[EXERCISE TASK] Return the material word for word. Do not include the pictures.

----

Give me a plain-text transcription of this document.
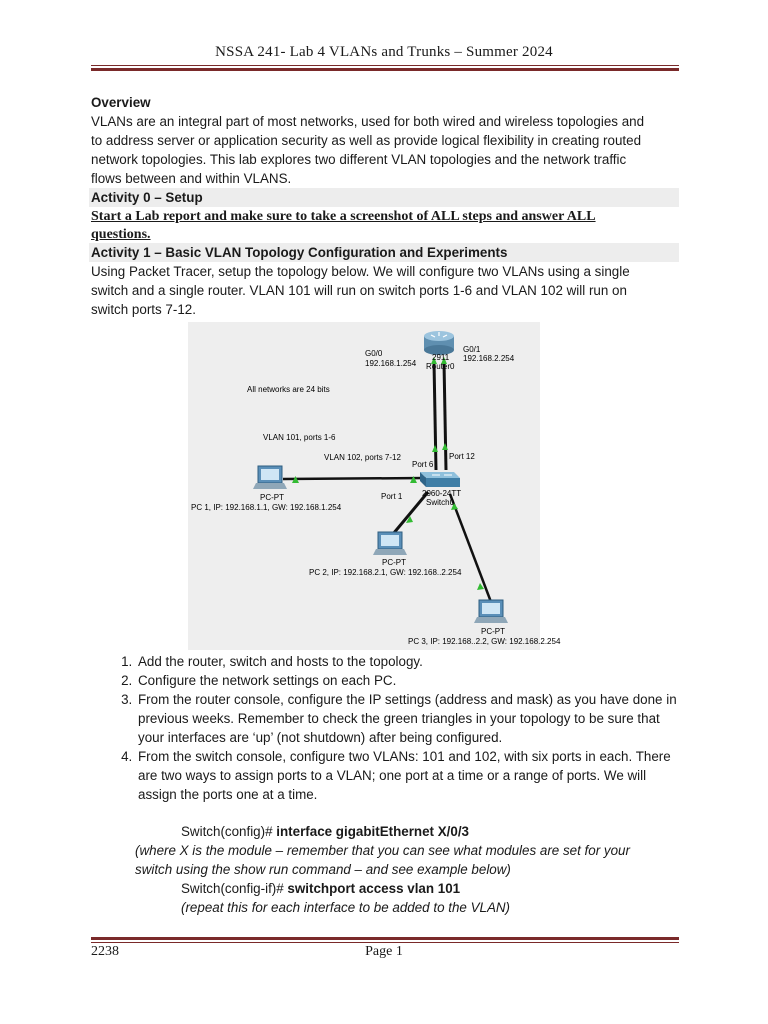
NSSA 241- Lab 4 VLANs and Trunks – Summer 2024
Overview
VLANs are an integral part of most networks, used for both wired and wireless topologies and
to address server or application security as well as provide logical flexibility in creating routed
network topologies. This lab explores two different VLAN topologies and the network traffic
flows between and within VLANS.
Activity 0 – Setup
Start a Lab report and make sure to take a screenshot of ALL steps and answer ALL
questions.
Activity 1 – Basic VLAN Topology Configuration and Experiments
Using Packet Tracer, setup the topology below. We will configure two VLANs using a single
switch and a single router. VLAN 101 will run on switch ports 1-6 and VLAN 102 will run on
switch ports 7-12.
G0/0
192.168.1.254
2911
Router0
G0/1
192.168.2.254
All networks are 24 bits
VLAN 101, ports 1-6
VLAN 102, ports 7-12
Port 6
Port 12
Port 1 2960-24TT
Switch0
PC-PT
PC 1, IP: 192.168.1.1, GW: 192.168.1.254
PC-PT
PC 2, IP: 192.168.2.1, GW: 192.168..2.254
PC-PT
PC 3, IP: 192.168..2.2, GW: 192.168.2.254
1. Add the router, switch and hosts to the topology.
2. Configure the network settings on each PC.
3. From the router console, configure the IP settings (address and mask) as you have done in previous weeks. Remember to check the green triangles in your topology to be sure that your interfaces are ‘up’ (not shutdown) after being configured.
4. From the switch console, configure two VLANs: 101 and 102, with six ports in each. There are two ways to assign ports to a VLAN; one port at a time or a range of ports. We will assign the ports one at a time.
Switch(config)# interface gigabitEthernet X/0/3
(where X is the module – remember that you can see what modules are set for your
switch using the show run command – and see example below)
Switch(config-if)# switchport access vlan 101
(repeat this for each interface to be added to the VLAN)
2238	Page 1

----

[RESPONSE]
Give me a plain-text transcription of this document.
NSSA 241- Lab 4 VLANs and Trunks – Summer 2024
Overview
VLANs are an integral part of most networks, used for both wired and wireless topologies and
to address server or application security as well as provide logical flexibility in creating routed
network topologies. This lab explores two different VLAN topologies and the network traffic
flows between and within VLANS.
Activity 0 – Setup
Start a Lab report and make sure to take a screenshot of ALL steps and answer ALL
questions.
Activity 1 – Basic VLAN Topology Configuration and Experiments
Using Packet Tracer, setup the topology below. We will configure two VLANs using a single
switch and a single router. VLAN 101 will run on switch ports 1-6 and VLAN 102 will run on
switch ports 7-12.
G0/0
192.168.1.254
2911
Router0
G0/1
192.168.2.254
All networks are 24 bits
VLAN 101, ports 1-6
VLAN 102, ports 7-12
Port 6
Port 12
Port 1 2960-24TT
Switch0
PC-PT
PC 1, IP: 192.168.1.1, GW: 192.168.1.254
PC-PT
PC 2, IP: 192.168.2.1, GW: 192.168..2.254
PC-PT
PC 3, IP: 192.168..2.2, GW: 192.168.2.254
1. Add the router, switch and hosts to the topology.
2. Configure the network settings on each PC.
3. From the router console, configure the IP settings (address and mask) as you have done in previous weeks. Remember to check the green triangles in your topology to be sure that your interfaces are ‘up’ (not shutdown) after being configured.
4. From the switch console, configure two VLANs: 101 and 102, with six ports in each. There are two ways to assign ports to a VLAN; one port at a time or a range of ports. We will assign the ports one at a time.
Switch(config)# interface gigabitEthernet X/0/3
(where X is the module – remember that you can see what modules are set for your
switch using the show run command – and see example below)
Switch(config-if)# switchport access vlan 101
(repeat this for each interface to be added to the VLAN)
2238	Page 1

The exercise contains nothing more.